'''

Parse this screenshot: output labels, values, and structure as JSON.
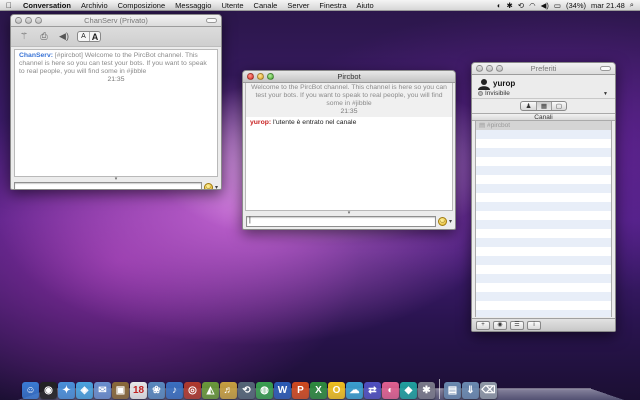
{
  "menubar": {
    "app_name": "Conversation",
    "items": [
      "Archivio",
      "Composizione",
      "Messaggio",
      "Utente",
      "Canale",
      "Server",
      "Finestra",
      "Aiuto"
    ],
    "battery": "(34%)",
    "clock": "mar 21.48"
  },
  "chanserv_window": {
    "title": "ChanServ (Privato)",
    "nick": "ChanServ:",
    "message": "[#pircbot] Welcome to the PircBot channel. This channel is here so you can test your bots. If you want to speak to real people, you will find some in #jibble",
    "timestamp": "21:35",
    "font_small": "A",
    "font_large": "A"
  },
  "pircbot_window": {
    "title": "Pircbot",
    "topic": "Welcome to the PircBot channel. This channel is here so you can test your bots. If you want to speak to real people, you will find some in #jibble",
    "timestamp": "21:35",
    "nick": "yurop:",
    "message": "l'utente è entrato nel canale"
  },
  "preferiti_window": {
    "title": "Preferiti",
    "username": "yurop",
    "status": "Invisibile",
    "list_header": "Canali",
    "channels": [
      "#pircbot"
    ]
  },
  "dock": {
    "icons": [
      "finder",
      "dashboard",
      "safari",
      "ichat",
      "mail",
      "photos",
      "ical",
      "iphoto",
      "itunes",
      "photobooth",
      "preview",
      "garageband",
      "timemachine",
      "chrome",
      "word",
      "powerpoint",
      "excel",
      "skype",
      "weather",
      "sync",
      "colors",
      "ipod",
      "compass",
      "folder",
      "downloads",
      "trash"
    ],
    "icon_colors": [
      "#3a7bd5",
      "#222222",
      "#4a90d9",
      "#4aa3df",
      "#6a8fcf",
      "#8a6a3a",
      "#e8e8e8",
      "#5a8abf",
      "#3a70c0",
      "#b03a2e",
      "#6a9a3a",
      "#c8a040",
      "#556677",
      "#3aa050",
      "#2b5bb5",
      "#d04a20",
      "#2e8a3e",
      "#f0c020",
      "#3aa0d0",
      "#5050c0",
      "#e06090",
      "#20a0a0",
      "#7a7a8a",
      "#6a8ab0",
      "#6a8ab0",
      "#909aa8"
    ],
    "icon_glyphs": [
      "☺",
      "◉",
      "✦",
      "◈",
      "✉",
      "▣",
      "18",
      "❀",
      "♪",
      "◎",
      "◭",
      "♬",
      "⟲",
      "◍",
      "W",
      "P",
      "X",
      "O",
      "☁",
      "⇄",
      "◐",
      "◆",
      "✱",
      "▤",
      "⇓",
      "⌫"
    ]
  }
}
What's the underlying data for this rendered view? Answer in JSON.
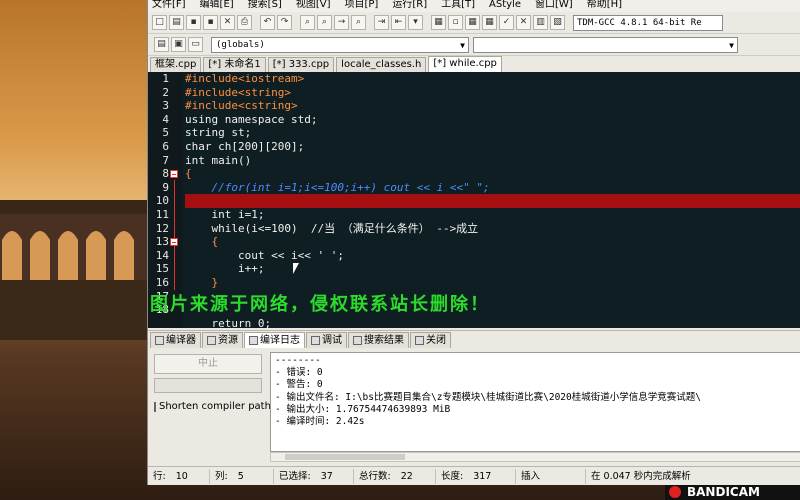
{
  "menu": [
    "文件[F]",
    "编辑[E]",
    "搜索[S]",
    "视图[V]",
    "项目[P]",
    "运行[R]",
    "工具[T]",
    "AStyle",
    "窗口[W]",
    "帮助[H]"
  ],
  "toolbar": {
    "compiler": "TDM-GCC 4.8.1 64-bit Re"
  },
  "toolbar2": {
    "scope": "(globals)",
    "function": ""
  },
  "tabs": [
    "框架.cpp",
    "[*] 未命名1",
    "[*] 333.cpp",
    "locale_classes.h",
    "[*] while.cpp"
  ],
  "code_lines": [
    "#include<iostream>",
    "#include<string>",
    "#include<cstring>",
    "using namespace std;",
    "string st;",
    "char ch[200][200];",
    "int main()",
    "{",
    "    //for(int i=1;i<=100;i++) cout << i <<\" \";",
    "    ",
    "    int i=1;",
    "    while(i<=100)  //当 （满足什么条件） -->成立",
    "    {",
    "        cout << i<< ' ';",
    "        i++;",
    "    }",
    "",
    "",
    "    return 0;"
  ],
  "line_numbers": [
    "1",
    "2",
    "3",
    "4",
    "5",
    "6",
    "7",
    "8",
    "9",
    "10",
    "11",
    "12",
    "13",
    "14",
    "15",
    "16",
    "17",
    "18"
  ],
  "watermark": "图片来源于网络，侵权联系站长删除！",
  "bottom_tabs": [
    "编译器",
    "资源",
    "编译日志",
    "调试",
    "搜索结果",
    "关闭"
  ],
  "panel": {
    "stop_label": "中止",
    "checkbox_label": "Shorten compiler paths",
    "log": [
      "--------",
      "- 错误: 0",
      "- 警告: 0",
      "- 输出文件名: I:\\bs比赛题目集合\\z专题模块\\桂城街道比赛\\2020桂城街道小学信息学竞赛试题\\",
      "- 输出大小: 1.76754474639893 MiB",
      "- 编译时间: 2.42s"
    ]
  },
  "status": {
    "row_label": "行:",
    "row": "10",
    "col_label": "列:",
    "col": "5",
    "sel_label": "已选择:",
    "sel": "37",
    "total_label": "总行数:",
    "total": "22",
    "len_label": "长度:",
    "len": "317",
    "mode": "插入",
    "parse": "在 0.047 秒内完成解析"
  },
  "recorder": "BANDICAM"
}
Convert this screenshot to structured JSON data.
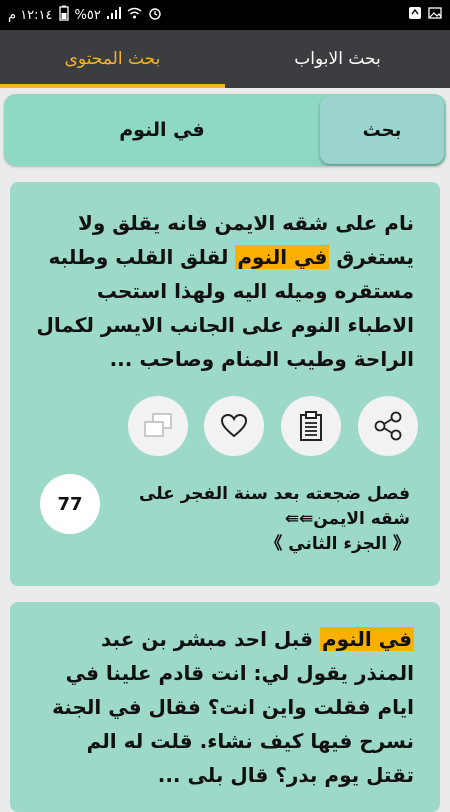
{
  "status_bar": {
    "time": "١٢:١٤ م",
    "battery": "%٥٢"
  },
  "tabs": [
    {
      "label": "بحث المحتوى",
      "active": true
    },
    {
      "label": "بحث الابواب",
      "active": false
    }
  ],
  "search": {
    "query": "في النوم",
    "button_label": "بحث"
  },
  "results": [
    {
      "text_before": "نام على شقه الايمن فانه يقلق ولا يستغرق ",
      "highlight": "في النوم",
      "text_after": " لقلق القلب وطلبه مستقره وميله اليه ولهذا استحب الاطباء النوم على الجانب الايسر لكمال الراحة وطيب المنام وصاحب ...",
      "source": "فصل ضجعته بعد سنة الفجر على شقه الايمن⇚⇚",
      "part": "《 الجزء الثاني 》",
      "count": "77",
      "actions": [
        "share-icon",
        "clipboard-icon",
        "heart-icon",
        "copy-icon"
      ]
    },
    {
      "text_before": "",
      "highlight": "في النوم",
      "text_after": " قبل احد مبشر بن عبد المنذر يقول لي: انت قادم علينا في ايام فقلت واين انت؟ فقال في الجنة نسرح فيها كيف نشاء. قلت له الم تقتل يوم بدر؟ قال بلى ..."
    }
  ],
  "colors": {
    "accent": "#f4b528",
    "tab_bar": "#3b3d40",
    "card": "#9dd9c9",
    "highlight": "#fbb000"
  }
}
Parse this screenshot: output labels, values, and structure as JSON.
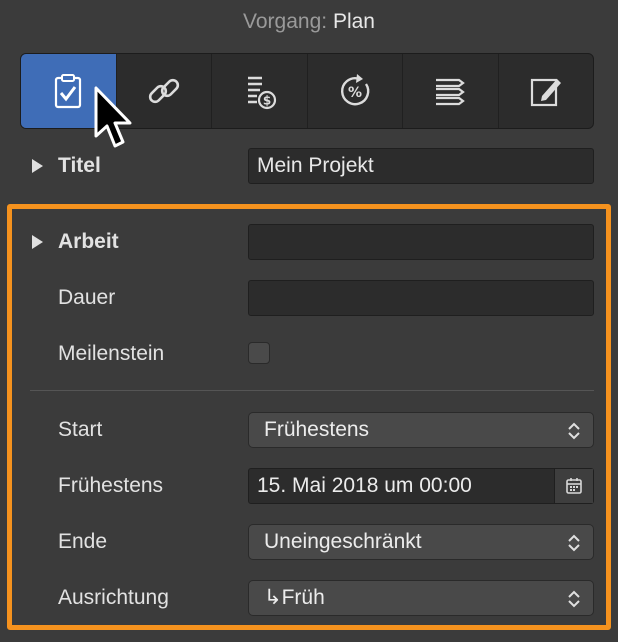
{
  "header": {
    "label": "Vorgang:",
    "value": "Plan"
  },
  "toolbar": {
    "tools": [
      {
        "icon": "clipboard-check-icon",
        "active": true
      },
      {
        "icon": "link-icon",
        "active": false
      },
      {
        "icon": "cost-icon",
        "active": false
      },
      {
        "icon": "percent-progress-icon",
        "active": false
      },
      {
        "icon": "list-icon",
        "active": false
      },
      {
        "icon": "edit-icon",
        "active": false
      }
    ]
  },
  "titel": {
    "label": "Titel",
    "value": "Mein Projekt"
  },
  "arbeit": {
    "label": "Arbeit",
    "value": ""
  },
  "dauer": {
    "label": "Dauer",
    "value": ""
  },
  "meilenstein": {
    "label": "Meilenstein",
    "checked": false
  },
  "start": {
    "label": "Start",
    "value": "Frühestens"
  },
  "fruehestens": {
    "label": "Frühestens",
    "value": "15. Mai 2018 um 00:00"
  },
  "ende": {
    "label": "Ende",
    "value": "Uneingeschränkt"
  },
  "ausrichtung": {
    "label": "Ausrichtung",
    "value": "↳Früh"
  },
  "colors": {
    "accent": "#3f6db7",
    "highlight": "#f5921e"
  }
}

'''

◆ **PROBLEM DETAILS**: Quote the material exactly. Pictures stay out.

◆ **TASK OUTPUT**:
Parse this screenshot: output labels, values, and structure as JSON.
{
  "menubar": {
    "app_name": "Conversation",
    "items": [
      "Archivio",
      "Composizione",
      "Messaggio",
      "Utente",
      "Canale",
      "Server",
      "Finestra",
      "Aiuto"
    ],
    "battery": "(34%)",
    "clock": "mar 21.48"
  },
  "chanserv_window": {
    "title": "ChanServ (Privato)",
    "nick": "ChanServ:",
    "message": "[#pircbot] Welcome to the PircBot channel. This channel is here so you can test your bots. If you want to speak to real people, you will find some in #jibble",
    "timestamp": "21:35",
    "font_small": "A",
    "font_large": "A"
  },
  "pircbot_window": {
    "title": "Pircbot",
    "topic": "Welcome to the PircBot channel. This channel is here so you can test your bots. If you want to speak to real people, you will find some in #jibble",
    "timestamp": "21:35",
    "nick": "yurop:",
    "message": "l'utente è entrato nel canale"
  },
  "preferiti_window": {
    "title": "Preferiti",
    "username": "yurop",
    "status": "Invisibile",
    "list_header": "Canali",
    "channels": [
      "#pircbot"
    ]
  },
  "dock": {
    "icons": [
      "finder",
      "dashboard",
      "safari",
      "ichat",
      "mail",
      "photos",
      "ical",
      "iphoto",
      "itunes",
      "photobooth",
      "preview",
      "garageband",
      "timemachine",
      "chrome",
      "word",
      "powerpoint",
      "excel",
      "skype",
      "weather",
      "sync",
      "colors",
      "ipod",
      "compass",
      "folder",
      "downloads",
      "trash"
    ],
    "icon_colors": [
      "#3a7bd5",
      "#222222",
      "#4a90d9",
      "#4aa3df",
      "#6a8fcf",
      "#8a6a3a",
      "#e8e8e8",
      "#5a8abf",
      "#3a70c0",
      "#b03a2e",
      "#6a9a3a",
      "#c8a040",
      "#556677",
      "#3aa050",
      "#2b5bb5",
      "#d04a20",
      "#2e8a3e",
      "#f0c020",
      "#3aa0d0",
      "#5050c0",
      "#e06090",
      "#20a0a0",
      "#7a7a8a",
      "#6a8ab0",
      "#6a8ab0",
      "#909aa8"
    ],
    "icon_glyphs": [
      "☺",
      "◉",
      "✦",
      "◈",
      "✉",
      "▣",
      "18",
      "❀",
      "♪",
      "◎",
      "◭",
      "♬",
      "⟲",
      "◍",
      "W",
      "P",
      "X",
      "O",
      "☁",
      "⇄",
      "◐",
      "◆",
      "✱",
      "▤",
      "⇓",
      "⌫"
    ]
  }
}
What's the underlying data for this rendered view? Answer in JSON.
{
  "menu": [
    "文件[F]",
    "编辑[E]",
    "搜索[S]",
    "视图[V]",
    "项目[P]",
    "运行[R]",
    "工具[T]",
    "AStyle",
    "窗口[W]",
    "帮助[H]"
  ],
  "toolbar": {
    "compiler": "TDM-GCC 4.8.1 64-bit Re"
  },
  "toolbar2": {
    "scope": "(globals)",
    "function": ""
  },
  "tabs": [
    "框架.cpp",
    "[*] 未命名1",
    "[*] 333.cpp",
    "locale_classes.h",
    "[*] while.cpp"
  ],
  "code_lines": [
    "#include<iostream>",
    "#include<string>",
    "#include<cstring>",
    "using namespace std;",
    "string st;",
    "char ch[200][200];",
    "int main()",
    "{",
    "    //for(int i=1;i<=100;i++) cout << i <<\" \";",
    "    ",
    "    int i=1;",
    "    while(i<=100)  //当 （满足什么条件） -->成立",
    "    {",
    "        cout << i<< ' ';",
    "        i++;",
    "    }",
    "",
    "",
    "    return 0;"
  ],
  "line_numbers": [
    "1",
    "2",
    "3",
    "4",
    "5",
    "6",
    "7",
    "8",
    "9",
    "10",
    "11",
    "12",
    "13",
    "14",
    "15",
    "16",
    "17",
    "18"
  ],
  "watermark": "图片来源于网络，侵权联系站长删除！",
  "bottom_tabs": [
    "编译器",
    "资源",
    "编译日志",
    "调试",
    "搜索结果",
    "关闭"
  ],
  "panel": {
    "stop_label": "中止",
    "checkbox_label": "Shorten compiler paths",
    "log": [
      "--------",
      "- 错误: 0",
      "- 警告: 0",
      "- 输出文件名: I:\\bs比赛题目集合\\z专题模块\\桂城街道比赛\\2020桂城街道小学信息学竞赛试题\\",
      "- 输出大小: 1.76754474639893 MiB",
      "- 编译时间: 2.42s"
    ]
  },
  "status": {
    "row_label": "行:",
    "row": "10",
    "col_label": "列:",
    "col": "5",
    "sel_label": "已选择:",
    "sel": "37",
    "total_label": "总行数:",
    "total": "22",
    "len_label": "长度:",
    "len": "317",
    "mode": "插入",
    "parse": "在 0.047 秒内完成解析"
  },
  "recorder": "BANDICAM"
}
Convert this screenshot to structured JSON data.
{
  "status_bar": {
    "time": "١٢:١٤ م",
    "battery": "%٥٢"
  },
  "tabs": [
    {
      "label": "بحث المحتوى",
      "active": true
    },
    {
      "label": "بحث الابواب",
      "active": false
    }
  ],
  "search": {
    "query": "في النوم",
    "button_label": "بحث"
  },
  "results": [
    {
      "text_before": "نام على شقه الايمن فانه يقلق ولا يستغرق ",
      "highlight": "في النوم",
      "text_after": " لقلق القلب وطلبه مستقره وميله اليه ولهذا استحب الاطباء النوم على الجانب الايسر لكمال الراحة وطيب المنام وصاحب ...",
      "source": "فصل ضجعته بعد سنة الفجر على شقه الايمن⇚⇚",
      "part": "《 الجزء الثاني 》",
      "count": "77",
      "actions": [
        "share-icon",
        "clipboard-icon",
        "heart-icon",
        "copy-icon"
      ]
    },
    {
      "text_before": "",
      "highlight": "في النوم",
      "text_after": " قبل احد مبشر بن عبد المنذر يقول لي: انت قادم علينا في ايام فقلت واين انت؟ فقال في الجنة نسرح فيها كيف نشاء. قلت له الم تقتل يوم بدر؟ قال بلى ..."
    }
  ],
  "colors": {
    "accent": "#f4b528",
    "tab_bar": "#3b3d40",
    "card": "#9dd9c9",
    "highlight": "#fbb000"
  }
}
Parse this screenshot: output labels, values, and structure as JSON.
{
  "header": {
    "label": "Vorgang:",
    "value": "Plan"
  },
  "toolbar": {
    "tools": [
      {
        "icon": "clipboard-check-icon",
        "active": true
      },
      {
        "icon": "link-icon",
        "active": false
      },
      {
        "icon": "cost-icon",
        "active": false
      },
      {
        "icon": "percent-progress-icon",
        "active": false
      },
      {
        "icon": "list-icon",
        "active": false
      },
      {
        "icon": "edit-icon",
        "active": false
      }
    ]
  },
  "titel": {
    "label": "Titel",
    "value": "Mein Projekt"
  },
  "arbeit": {
    "label": "Arbeit",
    "value": ""
  },
  "dauer": {
    "label": "Dauer",
    "value": ""
  },
  "meilenstein": {
    "label": "Meilenstein",
    "checked": false
  },
  "start": {
    "label": "Start",
    "value": "Frühestens"
  },
  "fruehestens": {
    "label": "Frühestens",
    "value": "15. Mai 2018 um 00:00"
  },
  "ende": {
    "label": "Ende",
    "value": "Uneingeschränkt"
  },
  "ausrichtung": {
    "label": "Ausrichtung",
    "value": "↳Früh"
  },
  "colors": {
    "accent": "#3f6db7",
    "highlight": "#f5921e"
  }
}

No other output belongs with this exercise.